## EXTRAIT À LIRE:
Par un mémoire en défense, enregistré le 12 décembre 2019, le ministre de l'éducation nationale et de la jeunesse conclut au rejet de la requête.
Il soutient que les moyens de la requête ne sont pas fondés.
Vu les autres pièces du dossier.
Vu :
- le décret n° 2020-1406 du 18 novembre 2020 ;
- le code de justice administrative.
Les parties ont été régulièrement averties du jour de l'audience.
Ont été entendus au cours de l'audience publique :
- le rapport de M. C...,
- et les conclusions de Mme Seibt, rapporteur public.
1. M. A..., conseiller d'administration scolaire et universitaire, a bénéficié d'un logement de fonction, lors de son affectation à l'établissement régional d'enseignement adapté (EREA) Alain Fournier à Besançon, à compter de 2001. En raison de difficultés financières, l'intéressé n'a pas réglé ses loyers au cours de la période d'août 2001 à septembre 2002. En dépit de plusieurs plans de surendettement et de procédures de recouvrement forcé, il n'a réglé que partiellement ses arriérés de loyers. Le 5 septembre 2016, l'agent comptable de l'EREA Alain Fournier lui a notifié un titre exécutoire pour un montant de 2 170,59 euros correspondant à des loyers et charges impayés respectivement pour la période de mai à septembre 2002 et de janvier à septembre de la même année. Le recours gracieux formé par l'intéressé contre ce titre exécutoire a été rejeté le 18 novembre 2016. Par une ordonnance du 6 mars 2019, dont M. A... fait appel, le président de la 1ère chambre du tribunal administratif de Besançon a rejeté sa demande pour irrecevabilité manifeste sur le fondement du 4° de l'article R. 222-1 du code de justice administrative.

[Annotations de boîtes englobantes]
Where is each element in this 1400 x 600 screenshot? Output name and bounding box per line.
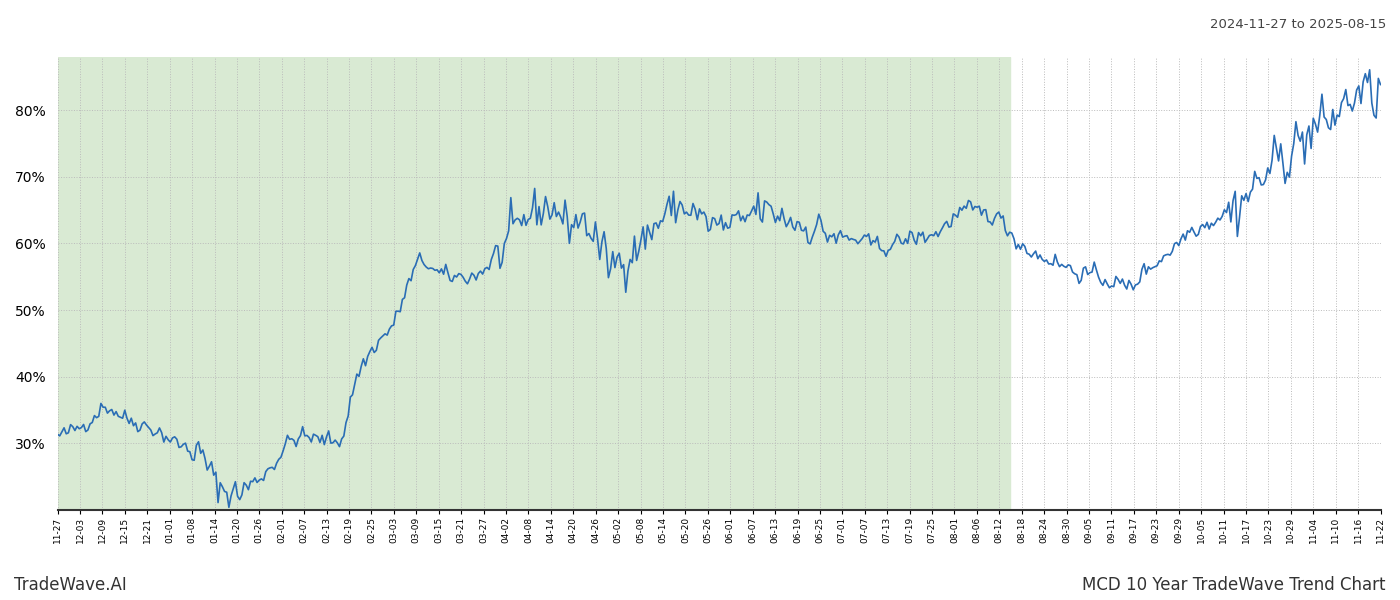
Text: TradeWave.AI: TradeWave.AI [14, 576, 127, 594]
Text: 2024-11-27 to 2025-08-15: 2024-11-27 to 2025-08-15 [1210, 18, 1386, 31]
Text: MCD 10 Year TradeWave Trend Chart: MCD 10 Year TradeWave Trend Chart [1082, 576, 1386, 594]
Bar [57, 57, 1009, 510]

## CONSIGNES DE L'EXERCICE:
• A. Répondez aux questions suivantes à partir de l'extrait de décision :
(i) À quelle date le mémoire en défense du ministre a-t-il été enregistré ?
(ii) Qui a présenté les conclusions au cours de l'audience publique ?
(iii) Quel montant figurait sur le titre exécutoire notifié le 5 septembre 2016 ?
• B. Rédigez la suite de l'extrait de décision sur le titre exécutoire de M. A..., en commençant après sa dernière phrase.

## CORRIGÉ DE L'EXERCICE:
• A.
(i) Le 12 décembre 2019.
(ii) Mme Seibt, rapporteur public.
(iii) 2 170,59 euros.

• B.
Sur la régularité de l'ordonnance attaquée :
2. Il résulte de l'instruction, notamment des pièces du dossier de première instance, que le tribunal administratif de Besançon a adressé au conseil de M. A... un courrier en date du 7 mars 2019 lui demandant, en application de l'article R. 611-8-1 du code de justice administrative, de lui communiquer un mémoire récapitulatif, dans un délai d'un mois.
3. S'il résulte également de l'instruction que M. A... a lui-même produit un mémoire récapitulatif, enregistré le 25 mars 2019 soit dans le délai imparti par le tribunal, il a, ensuite, avant même l'expiration du délai d'un mois, sollicité, par un courrier du 23 mars 2019 enregistré au greffe le 26 mars suivant, une prorogation du délai pour lui permettre, compte tenu du dépôt de mandant par son conseil, de constituer un nouvel avocat, en indiquant ne pas savoir ce que signifiait " un mémoire récapitulatif " et avoir produit un mémoire dans le seul but d'éviter la " prescription ".
4. Le tribunal administratif de Besançon n'a toutefois pas pris en considération cette demande, et, après avoir constaté que le mémoire récapitulatif produit par M. A... ne comportait aucune conclusion ni moyen intelligible, a rejeté sa demande comme manifestement irrecevable en vertu du 4° de l'article R. 222-1 du code de justice administrative. Ce faisant, le président de la 1ère chambre du tribunal administratif de Besançon a méconnu le droit de M. A... à un recours effectif. Ce dernier est, dès lors, fondé à soutenir que l'ordonnance attaquée a été rendue au terme d'une procédure irrégulière.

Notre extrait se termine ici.